(Excerpt to read begins)

This study was approved by the Research Ethics Committee of the Faculty of Medicine of the University of Tokyo (approval number: 2018167NI), and involved strict data confidentiality in accordance with the Helsinki Declaration and REporting of studies Conducted using Observational Routinely-collected Data (RECORD) Statement.

Definitions and data preparation

We collected the data on non-elderly adult patients with HCV from this database. Suspected diagnoses were not included. Patients with HCV were defined as those diagnosed with HCV and who received at least one HCV-RNA test during the study period. Most acute and chronic hepatitis C patients were expected to be included by this criterion. Some HCV-seropositive HCV-RNA-negative patients (i.e., spontaneously recovered or previously treated) could have been excluded by this definition.

Because children are rarely infected by injection drug use or sexual contact, and elderly patients often change health insurance after retirement, we excluded patients younger than 20 years and older than 60 years. Hemophilia patients were also excluded because the dominant transmission route of HCV and HIV is contaminated blood products and the prevalence is totally different from the general population [24].

The primary outcome was the prevalence of HIV among the patients with HCV. Patients with HIV were defined as those with the diagnosis of HIV and who received at least one HIV-RNA test during the study period. Prescriptions of antiretroviral drug were also checked for the confirmation of the diagnosis. The secondary outcome was the number of patients who experienced other sexually transmitted infections: syphilis, chlamydia, gonorrhea, amebiasis, hepatitis A, and hepatitis B. Diagnoses of these diseases are shown in Additional file 1: Table S1. The infection episodes of syphilis and amebiasis were defined by their diagnoses and treatment because the treatment is highly specific to each of them. Because antibiotics for chlamydia and gonorrhea are not that specific, they were defined by satisfying all the criteria as follows: diagnoses, receiving nucleic acid amplification tests, and treatment. We counted the number of the patients with HBV diagnosis who received the HBV genotyping test, which is performed only for newly diagnosed hepatitis B. We counted the number of patients who were diagnosed with hepatitis A virus (HAV) and received HAV-IgM test within a month. If these patients were diagnosed with any other hepatitis at the same time (e.g., HBV), they were excluded.

(Excerpt to read ends)

**Set of tasks:**
A) Which committee approved the study described in the excerpt?
B) Rewrite the excerpt from "This study was" to "by this definition.", swapping "database" for "registry".

(Supplied data begins)

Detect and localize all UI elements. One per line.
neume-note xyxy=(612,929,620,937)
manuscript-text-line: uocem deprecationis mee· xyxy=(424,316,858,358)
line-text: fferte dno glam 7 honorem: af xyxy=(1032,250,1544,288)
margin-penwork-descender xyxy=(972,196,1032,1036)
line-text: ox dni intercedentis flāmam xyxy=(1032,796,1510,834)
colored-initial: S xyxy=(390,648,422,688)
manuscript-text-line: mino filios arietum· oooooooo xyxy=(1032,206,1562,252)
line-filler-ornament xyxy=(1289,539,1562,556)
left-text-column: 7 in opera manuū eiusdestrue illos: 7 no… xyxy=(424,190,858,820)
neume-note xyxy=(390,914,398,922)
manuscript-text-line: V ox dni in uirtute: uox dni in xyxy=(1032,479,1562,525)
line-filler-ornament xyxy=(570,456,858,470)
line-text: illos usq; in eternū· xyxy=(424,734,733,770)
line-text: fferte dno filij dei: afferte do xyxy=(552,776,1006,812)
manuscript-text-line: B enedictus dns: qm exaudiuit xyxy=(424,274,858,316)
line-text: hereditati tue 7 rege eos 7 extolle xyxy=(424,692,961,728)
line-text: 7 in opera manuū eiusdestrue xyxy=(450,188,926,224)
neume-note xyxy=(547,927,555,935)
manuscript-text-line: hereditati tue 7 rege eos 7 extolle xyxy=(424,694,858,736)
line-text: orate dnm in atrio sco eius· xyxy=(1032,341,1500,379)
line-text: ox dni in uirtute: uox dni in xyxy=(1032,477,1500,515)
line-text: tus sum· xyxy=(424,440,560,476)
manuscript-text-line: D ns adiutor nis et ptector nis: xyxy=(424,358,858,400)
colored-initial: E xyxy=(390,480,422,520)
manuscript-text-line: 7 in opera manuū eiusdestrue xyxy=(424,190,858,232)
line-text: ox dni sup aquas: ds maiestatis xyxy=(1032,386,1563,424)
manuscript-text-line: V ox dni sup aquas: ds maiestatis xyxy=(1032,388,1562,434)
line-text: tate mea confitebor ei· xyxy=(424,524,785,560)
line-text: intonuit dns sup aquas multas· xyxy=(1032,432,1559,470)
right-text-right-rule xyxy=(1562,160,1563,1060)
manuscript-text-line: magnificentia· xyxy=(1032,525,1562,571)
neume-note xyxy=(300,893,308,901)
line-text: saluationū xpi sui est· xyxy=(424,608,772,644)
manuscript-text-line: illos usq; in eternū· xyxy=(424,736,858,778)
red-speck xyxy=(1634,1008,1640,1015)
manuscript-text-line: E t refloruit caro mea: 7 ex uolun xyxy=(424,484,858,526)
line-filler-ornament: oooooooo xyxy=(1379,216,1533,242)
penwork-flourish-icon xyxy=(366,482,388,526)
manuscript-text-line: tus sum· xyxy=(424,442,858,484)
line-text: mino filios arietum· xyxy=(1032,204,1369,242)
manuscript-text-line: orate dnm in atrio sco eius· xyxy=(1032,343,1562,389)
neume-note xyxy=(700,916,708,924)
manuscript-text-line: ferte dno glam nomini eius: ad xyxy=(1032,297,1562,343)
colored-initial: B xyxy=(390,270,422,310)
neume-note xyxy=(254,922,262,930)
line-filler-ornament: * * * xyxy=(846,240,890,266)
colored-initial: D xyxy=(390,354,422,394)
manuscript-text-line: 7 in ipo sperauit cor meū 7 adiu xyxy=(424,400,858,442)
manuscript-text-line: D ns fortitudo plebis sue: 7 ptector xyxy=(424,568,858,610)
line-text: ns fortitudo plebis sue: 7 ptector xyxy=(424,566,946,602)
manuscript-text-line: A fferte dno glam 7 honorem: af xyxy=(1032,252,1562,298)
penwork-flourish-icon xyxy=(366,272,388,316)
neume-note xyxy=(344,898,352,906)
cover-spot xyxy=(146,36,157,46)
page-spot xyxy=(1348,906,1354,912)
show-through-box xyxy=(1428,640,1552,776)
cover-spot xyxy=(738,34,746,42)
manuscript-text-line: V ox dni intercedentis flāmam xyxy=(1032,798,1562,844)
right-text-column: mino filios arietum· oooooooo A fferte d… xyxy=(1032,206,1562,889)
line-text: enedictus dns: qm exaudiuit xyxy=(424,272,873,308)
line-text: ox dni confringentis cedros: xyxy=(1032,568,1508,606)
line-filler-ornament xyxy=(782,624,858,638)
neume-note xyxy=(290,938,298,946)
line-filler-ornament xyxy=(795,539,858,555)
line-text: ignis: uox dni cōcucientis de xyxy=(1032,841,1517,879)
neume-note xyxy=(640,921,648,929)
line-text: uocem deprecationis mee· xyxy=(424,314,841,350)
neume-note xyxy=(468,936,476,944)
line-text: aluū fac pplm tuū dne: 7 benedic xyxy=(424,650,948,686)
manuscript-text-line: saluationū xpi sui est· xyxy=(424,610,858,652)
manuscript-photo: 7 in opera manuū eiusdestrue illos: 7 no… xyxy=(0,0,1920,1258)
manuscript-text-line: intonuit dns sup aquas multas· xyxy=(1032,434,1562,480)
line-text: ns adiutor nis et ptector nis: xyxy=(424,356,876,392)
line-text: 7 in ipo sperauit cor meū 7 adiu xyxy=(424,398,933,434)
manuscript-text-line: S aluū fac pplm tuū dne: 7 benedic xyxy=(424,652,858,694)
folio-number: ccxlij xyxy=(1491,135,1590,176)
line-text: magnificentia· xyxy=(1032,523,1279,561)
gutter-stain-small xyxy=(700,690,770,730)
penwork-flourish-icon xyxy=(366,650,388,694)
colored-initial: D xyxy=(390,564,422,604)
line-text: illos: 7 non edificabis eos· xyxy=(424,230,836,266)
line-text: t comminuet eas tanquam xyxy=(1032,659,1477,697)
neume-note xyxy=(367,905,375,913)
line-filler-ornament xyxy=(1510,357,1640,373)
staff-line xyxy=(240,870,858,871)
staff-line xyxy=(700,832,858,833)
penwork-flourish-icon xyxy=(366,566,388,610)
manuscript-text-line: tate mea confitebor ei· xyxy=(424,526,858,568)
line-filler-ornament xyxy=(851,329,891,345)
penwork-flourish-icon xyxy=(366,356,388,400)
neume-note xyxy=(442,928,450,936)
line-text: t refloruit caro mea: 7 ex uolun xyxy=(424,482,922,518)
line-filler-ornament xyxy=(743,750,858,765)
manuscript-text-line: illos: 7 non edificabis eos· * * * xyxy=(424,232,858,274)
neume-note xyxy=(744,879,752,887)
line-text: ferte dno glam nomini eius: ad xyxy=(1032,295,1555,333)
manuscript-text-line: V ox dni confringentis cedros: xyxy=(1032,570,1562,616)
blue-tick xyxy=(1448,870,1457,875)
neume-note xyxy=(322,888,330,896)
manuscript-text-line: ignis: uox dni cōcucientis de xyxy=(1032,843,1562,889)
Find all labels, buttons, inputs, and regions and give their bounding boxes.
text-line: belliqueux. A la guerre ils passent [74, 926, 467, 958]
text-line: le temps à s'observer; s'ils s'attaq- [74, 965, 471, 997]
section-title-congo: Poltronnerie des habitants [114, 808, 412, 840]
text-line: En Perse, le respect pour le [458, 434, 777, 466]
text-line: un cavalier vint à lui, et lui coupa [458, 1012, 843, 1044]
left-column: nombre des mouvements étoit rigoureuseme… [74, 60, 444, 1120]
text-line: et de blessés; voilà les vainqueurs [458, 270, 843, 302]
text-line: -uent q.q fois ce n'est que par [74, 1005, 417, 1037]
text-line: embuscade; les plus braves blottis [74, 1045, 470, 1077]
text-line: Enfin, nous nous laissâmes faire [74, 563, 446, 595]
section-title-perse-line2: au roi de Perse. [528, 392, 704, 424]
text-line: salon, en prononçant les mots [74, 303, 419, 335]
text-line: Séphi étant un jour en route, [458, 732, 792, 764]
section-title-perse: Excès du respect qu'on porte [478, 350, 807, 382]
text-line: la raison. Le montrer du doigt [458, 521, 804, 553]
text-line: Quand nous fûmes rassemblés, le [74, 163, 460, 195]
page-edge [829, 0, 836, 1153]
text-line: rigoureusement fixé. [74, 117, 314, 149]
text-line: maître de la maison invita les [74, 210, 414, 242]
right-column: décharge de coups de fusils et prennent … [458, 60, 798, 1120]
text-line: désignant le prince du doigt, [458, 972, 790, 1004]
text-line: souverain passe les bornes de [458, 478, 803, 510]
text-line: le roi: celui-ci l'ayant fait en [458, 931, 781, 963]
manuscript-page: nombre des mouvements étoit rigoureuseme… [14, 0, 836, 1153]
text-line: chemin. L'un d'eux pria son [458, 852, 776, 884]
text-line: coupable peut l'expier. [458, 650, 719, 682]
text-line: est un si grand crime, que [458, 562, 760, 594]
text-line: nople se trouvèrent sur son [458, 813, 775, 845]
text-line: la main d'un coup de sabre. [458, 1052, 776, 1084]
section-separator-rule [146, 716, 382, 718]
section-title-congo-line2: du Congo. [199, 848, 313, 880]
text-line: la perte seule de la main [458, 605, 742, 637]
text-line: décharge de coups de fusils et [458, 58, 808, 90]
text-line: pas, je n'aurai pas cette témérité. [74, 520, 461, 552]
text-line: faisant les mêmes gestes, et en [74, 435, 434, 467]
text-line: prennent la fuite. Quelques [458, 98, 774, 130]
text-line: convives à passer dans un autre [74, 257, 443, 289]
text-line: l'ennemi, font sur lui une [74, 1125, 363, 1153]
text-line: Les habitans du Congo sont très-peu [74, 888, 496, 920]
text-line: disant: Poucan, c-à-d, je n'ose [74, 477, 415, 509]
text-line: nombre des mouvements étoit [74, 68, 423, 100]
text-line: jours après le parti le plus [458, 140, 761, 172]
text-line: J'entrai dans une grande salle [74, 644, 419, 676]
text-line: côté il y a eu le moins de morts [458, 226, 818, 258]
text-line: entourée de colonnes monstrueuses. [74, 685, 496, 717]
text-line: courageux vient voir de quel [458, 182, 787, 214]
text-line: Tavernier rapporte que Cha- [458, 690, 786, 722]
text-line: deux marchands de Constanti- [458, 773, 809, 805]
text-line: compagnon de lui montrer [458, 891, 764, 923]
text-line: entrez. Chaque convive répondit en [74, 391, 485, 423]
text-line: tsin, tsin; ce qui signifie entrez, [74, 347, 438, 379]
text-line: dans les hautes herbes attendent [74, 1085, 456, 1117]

(Supplied data ends)

**Written answers:**
A) The Research Ethics Committee of the Faculty of Medicine of the University of Tokyo

B)
This study was approved by the Research Ethics Committee of the Faculty of Medicine of the University of Tokyo (approval number: 2018167NI), and involved strict data confidentiality in accordance with the Helsinki Declaration and REporting of studies Conducted using Observational Routinely-collected Data (RECORD) Statement.

Definitions and data preparation

We collected the data on non-elderly adult patients with HCV from this registry. Suspected diagnoses were not included. Patients with HCV were defined as those diagnosed with HCV and who received at least one HCV-RNA test during the study period. Most acute and chronic hepatitis C patients were expected to be included by this criterion. Some HCV-seropositive HCV-RNA-negative patients (i.e., spontaneously recovered or previously treated) could have been excluded by this definition.